[Figure collection entries]
####

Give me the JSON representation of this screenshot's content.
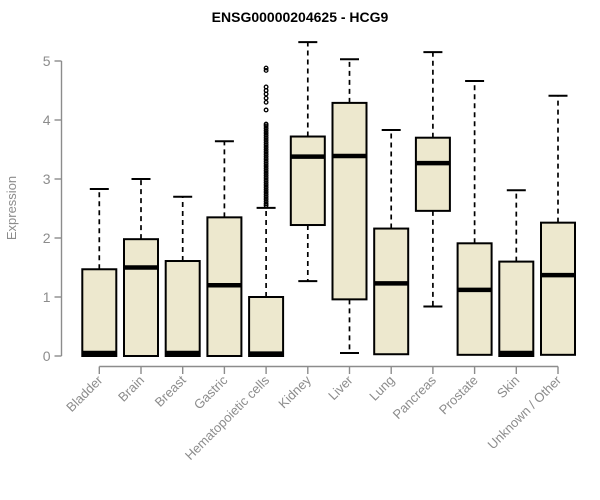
{
  "chart_data": {
    "type": "boxplot",
    "title": "ENSG00000204625 - HCG9",
    "xlabel": "",
    "ylabel": "Expression",
    "ylim": [
      0,
      5.35
    ],
    "yticks": [
      "0",
      "1",
      "2",
      "3",
      "4",
      "5"
    ],
    "grid": false,
    "legend": "none",
    "categories": [
      "Bladder",
      "Brain",
      "Breast",
      "Gastric",
      "Hematopoietic cells",
      "Kidney",
      "Liver",
      "Lung",
      "Pancreas",
      "Prostate",
      "Skin",
      "Unknown / Other"
    ],
    "boxes": [
      {
        "label": "Bladder",
        "whisker_low": 0,
        "q1": 0,
        "median": 0.05,
        "q3": 1.47,
        "whisker_high": 2.83,
        "outliers": []
      },
      {
        "label": "Brain",
        "whisker_low": 0,
        "q1": 0,
        "median": 1.5,
        "q3": 1.98,
        "whisker_high": 3.0,
        "outliers": []
      },
      {
        "label": "Breast",
        "whisker_low": 0,
        "q1": 0,
        "median": 0.05,
        "q3": 1.61,
        "whisker_high": 2.7,
        "outliers": []
      },
      {
        "label": "Gastric",
        "whisker_low": 0,
        "q1": 0,
        "median": 1.2,
        "q3": 2.35,
        "whisker_high": 3.64,
        "outliers": []
      },
      {
        "label": "Hematopoietic cells",
        "whisker_low": 0,
        "q1": 0,
        "median": 0.04,
        "q3": 1.0,
        "whisker_high": 2.51,
        "outliers": [
          4.88,
          4.84,
          4.56,
          4.5,
          4.44,
          4.37,
          4.3,
          4.17,
          3.93,
          3.9,
          3.86,
          3.82,
          3.78,
          3.74,
          3.7,
          3.66,
          3.62,
          3.58,
          3.54,
          3.5,
          3.46,
          3.42,
          3.38,
          3.34,
          3.3,
          3.26,
          3.22,
          3.18,
          3.14,
          3.1,
          3.06,
          3.02,
          2.98,
          2.94,
          2.9,
          2.86,
          2.82,
          2.78,
          2.74,
          2.7,
          2.66,
          2.62,
          2.58,
          2.55
        ]
      },
      {
        "label": "Kidney",
        "whisker_low": 1.27,
        "q1": 2.22,
        "median": 3.38,
        "q3": 3.72,
        "whisker_high": 5.32,
        "outliers": []
      },
      {
        "label": "Liver",
        "whisker_low": 0.05,
        "q1": 0.96,
        "median": 3.39,
        "q3": 4.29,
        "whisker_high": 5.03,
        "outliers": []
      },
      {
        "label": "Lung",
        "whisker_low": 0.02,
        "q1": 0.03,
        "median": 1.23,
        "q3": 2.16,
        "whisker_high": 3.83,
        "outliers": []
      },
      {
        "label": "Pancreas",
        "whisker_low": 0.84,
        "q1": 2.46,
        "median": 3.27,
        "q3": 3.7,
        "whisker_high": 5.15,
        "outliers": []
      },
      {
        "label": "Prostate",
        "whisker_low": 0.02,
        "q1": 0.02,
        "median": 1.12,
        "q3": 1.91,
        "whisker_high": 4.66,
        "outliers": []
      },
      {
        "label": "Skin",
        "whisker_low": 0,
        "q1": 0,
        "median": 0.05,
        "q3": 1.6,
        "whisker_high": 2.81,
        "outliers": []
      },
      {
        "label": "Unknown / Other",
        "whisker_low": 0.02,
        "q1": 0.02,
        "median": 1.37,
        "q3": 2.26,
        "whisker_high": 4.41,
        "outliers": []
      }
    ],
    "colors": {
      "box_fill": "#EDE8CE",
      "box_border": "#000000",
      "median": "#000000",
      "whisker": "#000000",
      "axis": "#8C8C8C",
      "tick_label": "#8C8C8C",
      "title": "#000000",
      "background": "#FFFFFF"
    }
  }
}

####

_TASK PROMPT_. Go through the entries above and count the lines containing the string "Hematopoietic". Give only that number.

_REPLY_. 2